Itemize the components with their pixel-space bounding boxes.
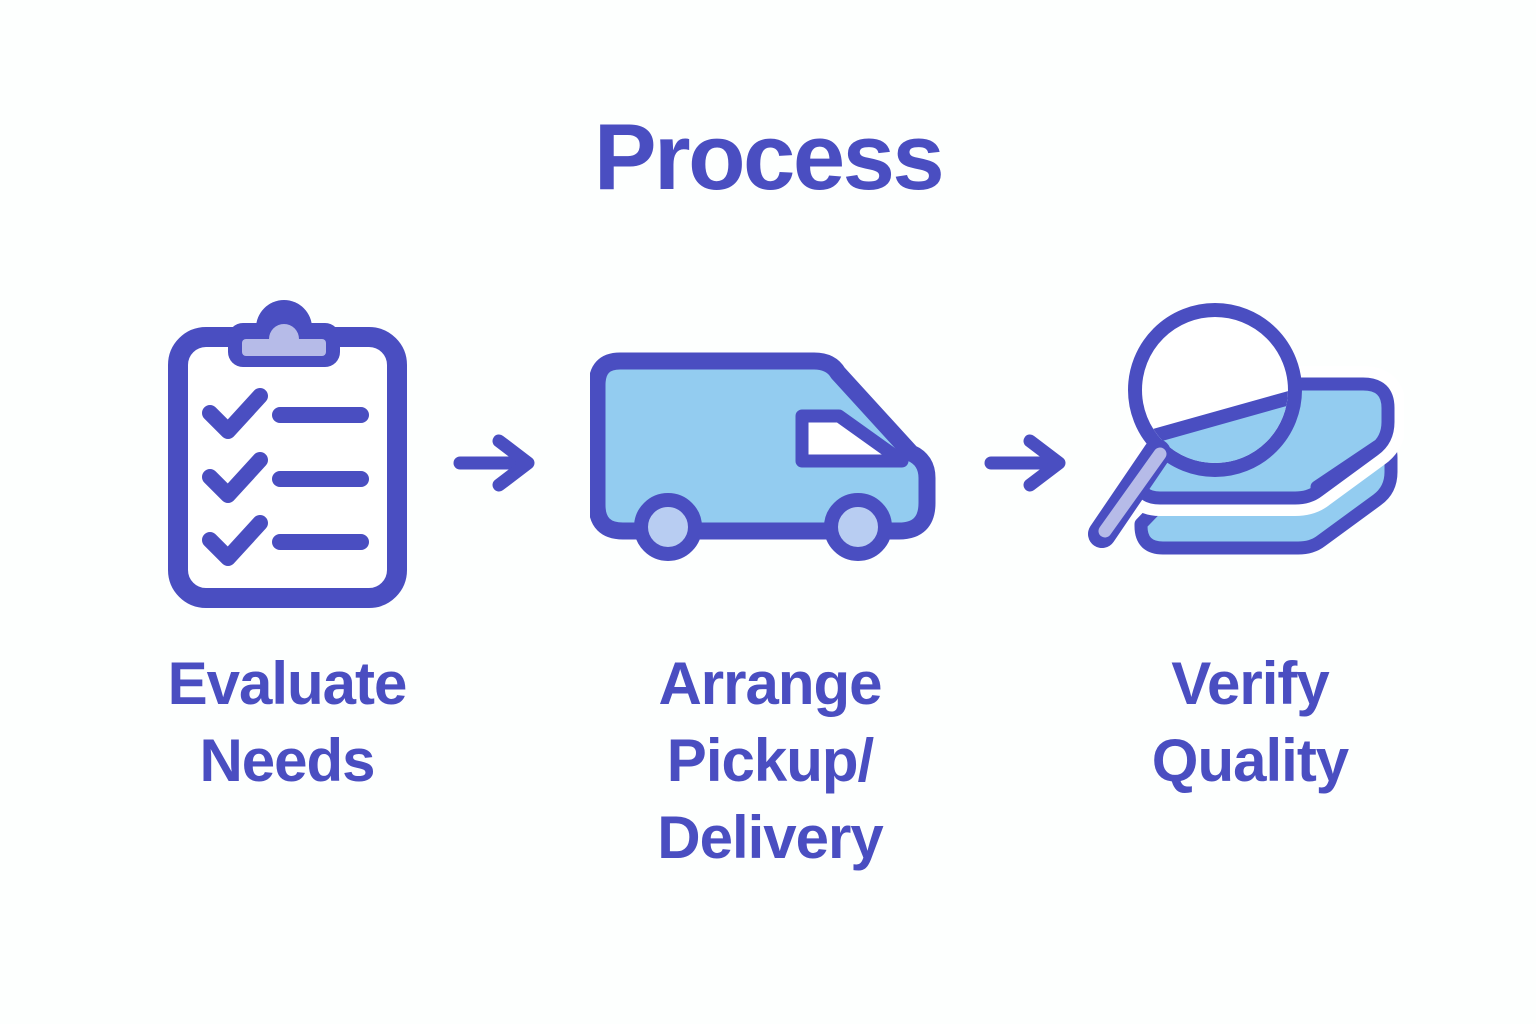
step-label-evaluate-needs: Evaluate Needs — [167, 650, 408, 794]
stack-fold-crease — [1310, 439, 1385, 494]
check-icon — [202, 452, 268, 503]
clipboard-checklist-icon — [168, 300, 407, 608]
arrow-head — [492, 434, 535, 492]
magnified-stack-edge — [1142, 386, 1288, 463]
check-icon — [202, 388, 268, 439]
arrow-right-icon-2 — [984, 434, 1066, 492]
checklist-rows — [202, 388, 369, 566]
step-label-verify-quality: Verify Quality — [1151, 650, 1349, 794]
truck-rear-wheel — [634, 493, 702, 561]
arrow-right-icon-1 — [453, 434, 535, 492]
truck-front-wheel — [824, 493, 892, 561]
diagram-title: Process — [593, 104, 945, 209]
clipboard-clip-inner — [242, 339, 326, 356]
magnifier-quality-icon — [1088, 303, 1404, 555]
check-icon — [202, 515, 268, 566]
delivery-truck-icon — [590, 352, 936, 561]
truck-window — [795, 409, 909, 468]
truck-body — [590, 352, 936, 540]
clipboard-board — [168, 327, 407, 608]
magnified-view — [1142, 386, 1288, 463]
step-label-arrange-pickup-delivery: Arrange Pickup/ Delivery — [657, 650, 884, 871]
arrow-head — [1023, 434, 1066, 492]
magnifier-handle — [1098, 447, 1167, 538]
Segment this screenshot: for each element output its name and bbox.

(TASK REQUIREMENTS): Repeat the lines of the records starting at the line that contains "step-label-evaluate-needs: Evaluate Needs" and ending at the line that contains "arrow-head — [1023, 434, 1066, 492]", both included.

(EXERCISE RESPONSE):
step-label-evaluate-needs: Evaluate Needs — [167, 650, 408, 794]
stack-fold-crease — [1310, 439, 1385, 494]
check-icon — [202, 452, 268, 503]
clipboard-checklist-icon — [168, 300, 407, 608]
arrow-head — [492, 434, 535, 492]
magnified-stack-edge — [1142, 386, 1288, 463]
check-icon — [202, 388, 268, 439]
arrow-right-icon-2 — [984, 434, 1066, 492]
checklist-rows — [202, 388, 369, 566]
step-label-verify-quality: Verify Quality — [1151, 650, 1349, 794]
truck-rear-wheel — [634, 493, 702, 561]
arrow-right-icon-1 — [453, 434, 535, 492]
truck-front-wheel — [824, 493, 892, 561]
diagram-title: Process — [593, 104, 945, 209]
clipboard-clip-inner — [242, 339, 326, 356]
magnifier-quality-icon — [1088, 303, 1404, 555]
check-icon — [202, 515, 268, 566]
delivery-truck-icon — [590, 352, 936, 561]
truck-window — [795, 409, 909, 468]
truck-body — [590, 352, 936, 540]
clipboard-board — [168, 327, 407, 608]
magnified-view — [1142, 386, 1288, 463]
step-label-arrange-pickup-delivery: Arrange Pickup/ Delivery — [657, 650, 884, 871]
arrow-head — [1023, 434, 1066, 492]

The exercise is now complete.